• [Short problem]
Without the pictures, reproduce the records that follow exactly.

[Stored entries]

#####

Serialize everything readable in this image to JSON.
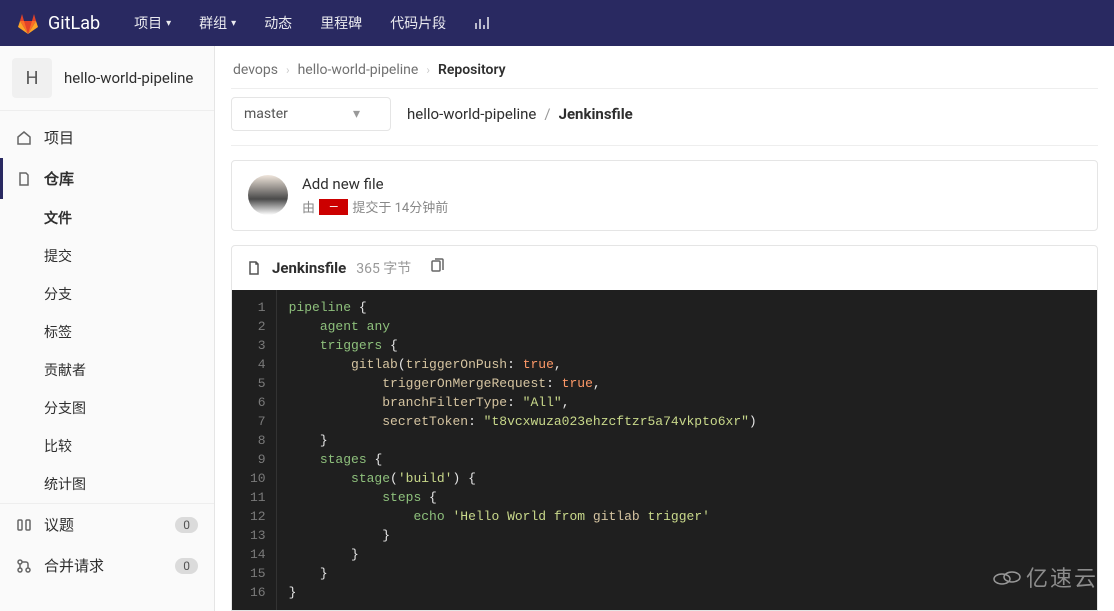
{
  "topnav": {
    "brand": "GitLab",
    "items": [
      "项目",
      "群组",
      "动态",
      "里程碑",
      "代码片段"
    ],
    "caret_indices": [
      0,
      1
    ]
  },
  "project": {
    "avatar_letter": "H",
    "name": "hello-world-pipeline"
  },
  "sidebar": {
    "project_label": "项目",
    "repo_label": "仓库",
    "repo_children": [
      "文件",
      "提交",
      "分支",
      "标签",
      "贡献者",
      "分支图",
      "比较",
      "统计图"
    ],
    "issues_label": "议题",
    "issues_count": "0",
    "mr_label": "合并请求",
    "mr_count": "0"
  },
  "breadcrumb": {
    "items": [
      "devops",
      "hello-world-pipeline",
      "Repository"
    ]
  },
  "branch": "master",
  "path": {
    "root": "hello-world-pipeline",
    "current": "Jenkinsfile"
  },
  "commit": {
    "title": "Add new file",
    "by_prefix": "由",
    "author": "—",
    "meta_suffix": "提交于 14分钟前"
  },
  "file": {
    "name": "Jenkinsfile",
    "size": "365 字节"
  },
  "code": {
    "line_count": 16,
    "token_color_note": "styling only — full content in raw for fidelity",
    "raw": "pipeline {\n    agent any\n    triggers {\n        gitlab(triggerOnPush: true,\n            triggerOnMergeRequest: true,\n            branchFilterType: \"All\",\n            secretToken: \"t8vcxwuza023ehzcftzr5a74vkpto6xr\")\n    }\n    stages {\n        stage('build') {\n            steps {\n                echo 'Hello World from gitlab trigger'\n            }\n        }\n    }\n}"
  },
  "watermark": "亿速云"
}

#####

• [Expected answer]
Serialize everything readable in this image to JSON.
{
  "topnav": {
    "brand": "GitLab",
    "items": [
      "项目",
      "群组",
      "动态",
      "里程碑",
      "代码片段"
    ],
    "caret_indices": [
      0,
      1
    ]
  },
  "project": {
    "avatar_letter": "H",
    "name": "hello-world-pipeline"
  },
  "sidebar": {
    "project_label": "项目",
    "repo_label": "仓库",
    "repo_children": [
      "文件",
      "提交",
      "分支",
      "标签",
      "贡献者",
      "分支图",
      "比较",
      "统计图"
    ],
    "issues_label": "议题",
    "issues_count": "0",
    "mr_label": "合并请求",
    "mr_count": "0"
  },
  "breadcrumb": {
    "items": [
      "devops",
      "hello-world-pipeline",
      "Repository"
    ]
  },
  "branch": "master",
  "path": {
    "root": "hello-world-pipeline",
    "current": "Jenkinsfile"
  },
  "commit": {
    "title": "Add new file",
    "by_prefix": "由",
    "author": "—",
    "meta_suffix": "提交于 14分钟前"
  },
  "file": {
    "name": "Jenkinsfile",
    "size": "365 字节"
  },
  "code": {
    "line_count": 16,
    "token_color_note": "styling only — full content in raw for fidelity",
    "raw": "pipeline {\n    agent any\n    triggers {\n        gitlab(triggerOnPush: true,\n            triggerOnMergeRequest: true,\n            branchFilterType: \"All\",\n            secretToken: \"t8vcxwuza023ehzcftzr5a74vkpto6xr\")\n    }\n    stages {\n        stage('build') {\n            steps {\n                echo 'Hello World from gitlab trigger'\n            }\n        }\n    }\n}"
  },
  "watermark": "亿速云"
}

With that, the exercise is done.